= Task objective =
Reply with one number only, the count of lines holding the string "heading".

** START Data listing **

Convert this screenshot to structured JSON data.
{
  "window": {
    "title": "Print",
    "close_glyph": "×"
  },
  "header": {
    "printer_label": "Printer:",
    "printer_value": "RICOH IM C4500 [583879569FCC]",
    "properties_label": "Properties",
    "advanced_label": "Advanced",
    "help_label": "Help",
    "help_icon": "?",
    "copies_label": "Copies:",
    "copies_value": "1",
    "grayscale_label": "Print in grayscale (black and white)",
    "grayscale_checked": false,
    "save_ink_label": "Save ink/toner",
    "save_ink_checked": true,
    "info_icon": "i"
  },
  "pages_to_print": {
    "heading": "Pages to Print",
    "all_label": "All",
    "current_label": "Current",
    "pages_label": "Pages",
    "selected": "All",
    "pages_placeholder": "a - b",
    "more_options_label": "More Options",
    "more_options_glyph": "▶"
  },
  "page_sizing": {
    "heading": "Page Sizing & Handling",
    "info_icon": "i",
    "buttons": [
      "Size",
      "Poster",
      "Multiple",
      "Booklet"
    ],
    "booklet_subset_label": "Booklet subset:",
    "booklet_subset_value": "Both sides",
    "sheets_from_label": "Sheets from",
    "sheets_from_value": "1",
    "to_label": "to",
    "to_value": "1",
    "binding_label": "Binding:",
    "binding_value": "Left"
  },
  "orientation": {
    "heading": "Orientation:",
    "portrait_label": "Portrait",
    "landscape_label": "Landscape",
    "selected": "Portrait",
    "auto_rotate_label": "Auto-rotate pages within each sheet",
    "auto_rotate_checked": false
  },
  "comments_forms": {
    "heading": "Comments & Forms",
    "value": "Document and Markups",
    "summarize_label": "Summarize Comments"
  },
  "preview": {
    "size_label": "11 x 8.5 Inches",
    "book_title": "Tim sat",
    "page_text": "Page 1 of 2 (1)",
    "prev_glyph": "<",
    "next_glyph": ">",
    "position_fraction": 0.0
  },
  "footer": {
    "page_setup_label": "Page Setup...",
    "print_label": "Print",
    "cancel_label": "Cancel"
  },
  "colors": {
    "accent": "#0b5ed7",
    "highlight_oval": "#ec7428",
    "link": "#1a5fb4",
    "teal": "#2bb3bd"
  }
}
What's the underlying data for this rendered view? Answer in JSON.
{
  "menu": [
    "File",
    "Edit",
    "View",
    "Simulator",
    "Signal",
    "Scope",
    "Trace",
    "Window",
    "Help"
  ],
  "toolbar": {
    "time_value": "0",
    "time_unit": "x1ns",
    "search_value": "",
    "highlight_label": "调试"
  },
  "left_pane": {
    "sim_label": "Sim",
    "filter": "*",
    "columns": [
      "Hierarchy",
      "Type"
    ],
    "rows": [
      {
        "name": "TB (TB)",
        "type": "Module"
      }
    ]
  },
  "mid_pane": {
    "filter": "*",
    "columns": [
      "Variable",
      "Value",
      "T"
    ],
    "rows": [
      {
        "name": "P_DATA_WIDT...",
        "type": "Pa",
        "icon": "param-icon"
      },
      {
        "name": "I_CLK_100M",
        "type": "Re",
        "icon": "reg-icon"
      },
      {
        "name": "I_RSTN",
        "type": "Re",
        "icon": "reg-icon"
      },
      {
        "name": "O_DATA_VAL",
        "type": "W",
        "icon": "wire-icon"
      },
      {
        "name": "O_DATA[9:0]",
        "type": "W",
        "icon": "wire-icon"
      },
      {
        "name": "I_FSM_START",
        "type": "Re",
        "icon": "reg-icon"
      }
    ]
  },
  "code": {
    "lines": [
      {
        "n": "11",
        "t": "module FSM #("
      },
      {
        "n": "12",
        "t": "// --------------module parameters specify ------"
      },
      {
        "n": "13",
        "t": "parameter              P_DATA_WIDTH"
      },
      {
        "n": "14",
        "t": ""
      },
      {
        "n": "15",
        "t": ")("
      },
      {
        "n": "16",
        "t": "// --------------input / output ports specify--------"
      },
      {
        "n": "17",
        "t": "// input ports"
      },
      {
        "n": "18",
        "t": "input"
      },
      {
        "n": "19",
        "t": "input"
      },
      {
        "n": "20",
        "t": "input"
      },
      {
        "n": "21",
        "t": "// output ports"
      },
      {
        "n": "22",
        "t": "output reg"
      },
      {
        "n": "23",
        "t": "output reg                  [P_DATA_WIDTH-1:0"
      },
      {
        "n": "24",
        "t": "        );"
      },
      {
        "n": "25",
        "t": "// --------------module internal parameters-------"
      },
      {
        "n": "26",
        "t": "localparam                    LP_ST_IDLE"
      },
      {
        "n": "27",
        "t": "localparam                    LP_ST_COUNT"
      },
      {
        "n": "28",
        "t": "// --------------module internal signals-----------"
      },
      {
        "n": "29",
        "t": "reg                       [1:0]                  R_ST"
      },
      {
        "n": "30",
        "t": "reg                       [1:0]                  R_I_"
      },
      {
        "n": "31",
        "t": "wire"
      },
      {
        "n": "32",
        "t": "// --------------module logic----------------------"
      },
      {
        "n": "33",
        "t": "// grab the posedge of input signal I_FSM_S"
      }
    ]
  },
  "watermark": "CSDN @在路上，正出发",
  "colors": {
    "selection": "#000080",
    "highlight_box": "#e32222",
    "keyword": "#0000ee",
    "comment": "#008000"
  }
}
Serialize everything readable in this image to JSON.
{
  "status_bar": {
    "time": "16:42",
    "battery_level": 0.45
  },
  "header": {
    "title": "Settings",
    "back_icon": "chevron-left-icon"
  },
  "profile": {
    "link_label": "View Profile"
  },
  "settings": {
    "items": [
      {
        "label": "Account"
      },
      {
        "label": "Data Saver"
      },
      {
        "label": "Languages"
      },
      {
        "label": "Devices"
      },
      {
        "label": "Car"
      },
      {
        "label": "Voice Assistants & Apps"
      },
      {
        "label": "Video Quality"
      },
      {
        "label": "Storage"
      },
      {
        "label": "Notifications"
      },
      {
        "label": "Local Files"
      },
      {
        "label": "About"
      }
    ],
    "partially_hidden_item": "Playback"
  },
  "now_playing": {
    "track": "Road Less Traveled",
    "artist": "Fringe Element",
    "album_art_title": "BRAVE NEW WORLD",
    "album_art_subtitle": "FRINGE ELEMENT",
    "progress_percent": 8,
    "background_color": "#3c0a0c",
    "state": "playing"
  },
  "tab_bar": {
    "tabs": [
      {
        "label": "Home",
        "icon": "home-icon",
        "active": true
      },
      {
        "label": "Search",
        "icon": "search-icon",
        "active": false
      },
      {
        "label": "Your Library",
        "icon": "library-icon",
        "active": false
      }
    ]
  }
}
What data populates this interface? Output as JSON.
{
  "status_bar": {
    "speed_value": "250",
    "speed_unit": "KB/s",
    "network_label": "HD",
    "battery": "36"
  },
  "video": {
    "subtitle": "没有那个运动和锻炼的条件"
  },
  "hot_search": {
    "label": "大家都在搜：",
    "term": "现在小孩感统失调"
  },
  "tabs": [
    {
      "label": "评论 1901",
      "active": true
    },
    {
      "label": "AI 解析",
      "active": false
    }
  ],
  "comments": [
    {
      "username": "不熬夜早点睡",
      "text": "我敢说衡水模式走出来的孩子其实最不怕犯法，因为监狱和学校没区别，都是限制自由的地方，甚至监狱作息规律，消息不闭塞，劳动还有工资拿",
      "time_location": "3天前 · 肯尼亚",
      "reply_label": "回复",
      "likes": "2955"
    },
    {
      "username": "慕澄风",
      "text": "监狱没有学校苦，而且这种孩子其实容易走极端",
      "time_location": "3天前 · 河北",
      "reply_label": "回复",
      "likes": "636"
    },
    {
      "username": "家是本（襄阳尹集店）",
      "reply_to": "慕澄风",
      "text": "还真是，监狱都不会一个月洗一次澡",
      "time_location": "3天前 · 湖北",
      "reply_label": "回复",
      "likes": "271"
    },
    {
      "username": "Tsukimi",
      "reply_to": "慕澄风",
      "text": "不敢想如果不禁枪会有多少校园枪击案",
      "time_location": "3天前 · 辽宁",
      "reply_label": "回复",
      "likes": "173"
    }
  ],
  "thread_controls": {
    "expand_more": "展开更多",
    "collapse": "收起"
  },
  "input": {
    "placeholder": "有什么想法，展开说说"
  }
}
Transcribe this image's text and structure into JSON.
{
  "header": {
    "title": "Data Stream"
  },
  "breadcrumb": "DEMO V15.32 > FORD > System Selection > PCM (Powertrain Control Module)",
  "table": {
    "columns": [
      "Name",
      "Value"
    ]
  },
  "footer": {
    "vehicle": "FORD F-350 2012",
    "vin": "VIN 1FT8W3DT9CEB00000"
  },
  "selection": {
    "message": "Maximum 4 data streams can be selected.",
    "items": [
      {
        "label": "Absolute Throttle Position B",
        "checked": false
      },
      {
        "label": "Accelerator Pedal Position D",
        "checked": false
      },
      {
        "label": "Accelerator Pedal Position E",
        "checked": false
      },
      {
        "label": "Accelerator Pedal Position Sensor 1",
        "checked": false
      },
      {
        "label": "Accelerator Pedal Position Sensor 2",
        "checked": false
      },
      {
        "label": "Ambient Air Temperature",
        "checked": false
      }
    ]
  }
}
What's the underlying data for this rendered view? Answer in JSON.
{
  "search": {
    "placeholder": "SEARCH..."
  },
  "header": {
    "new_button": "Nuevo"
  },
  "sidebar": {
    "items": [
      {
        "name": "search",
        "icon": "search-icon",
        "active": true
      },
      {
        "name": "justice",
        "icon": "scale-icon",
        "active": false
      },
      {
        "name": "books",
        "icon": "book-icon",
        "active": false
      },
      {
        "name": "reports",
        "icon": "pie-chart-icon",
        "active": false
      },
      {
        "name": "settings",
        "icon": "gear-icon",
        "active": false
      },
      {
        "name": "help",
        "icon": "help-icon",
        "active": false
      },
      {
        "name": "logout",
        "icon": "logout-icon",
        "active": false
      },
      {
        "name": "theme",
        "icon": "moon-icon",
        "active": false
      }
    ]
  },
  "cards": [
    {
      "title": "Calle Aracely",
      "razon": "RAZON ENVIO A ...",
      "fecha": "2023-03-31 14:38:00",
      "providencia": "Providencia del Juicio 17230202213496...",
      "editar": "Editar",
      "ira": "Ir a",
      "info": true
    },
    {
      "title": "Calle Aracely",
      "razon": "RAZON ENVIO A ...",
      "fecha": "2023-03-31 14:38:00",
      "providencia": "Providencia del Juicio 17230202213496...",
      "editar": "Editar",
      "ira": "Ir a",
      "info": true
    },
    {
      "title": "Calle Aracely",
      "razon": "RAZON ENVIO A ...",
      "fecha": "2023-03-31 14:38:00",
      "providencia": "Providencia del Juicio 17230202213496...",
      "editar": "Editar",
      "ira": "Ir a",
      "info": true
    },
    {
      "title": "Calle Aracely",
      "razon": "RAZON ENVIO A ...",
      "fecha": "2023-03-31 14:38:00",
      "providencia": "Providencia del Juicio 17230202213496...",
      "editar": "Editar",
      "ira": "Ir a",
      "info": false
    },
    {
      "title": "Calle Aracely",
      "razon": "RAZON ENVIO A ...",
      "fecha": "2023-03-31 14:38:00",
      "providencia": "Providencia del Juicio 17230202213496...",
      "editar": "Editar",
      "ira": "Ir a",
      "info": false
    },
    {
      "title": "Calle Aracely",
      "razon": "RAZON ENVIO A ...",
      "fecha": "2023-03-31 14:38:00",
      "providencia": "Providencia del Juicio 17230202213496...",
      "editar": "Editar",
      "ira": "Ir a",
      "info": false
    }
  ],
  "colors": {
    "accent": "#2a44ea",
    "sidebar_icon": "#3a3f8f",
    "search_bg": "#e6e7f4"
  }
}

** END Data listing **

= Answer to the task =
4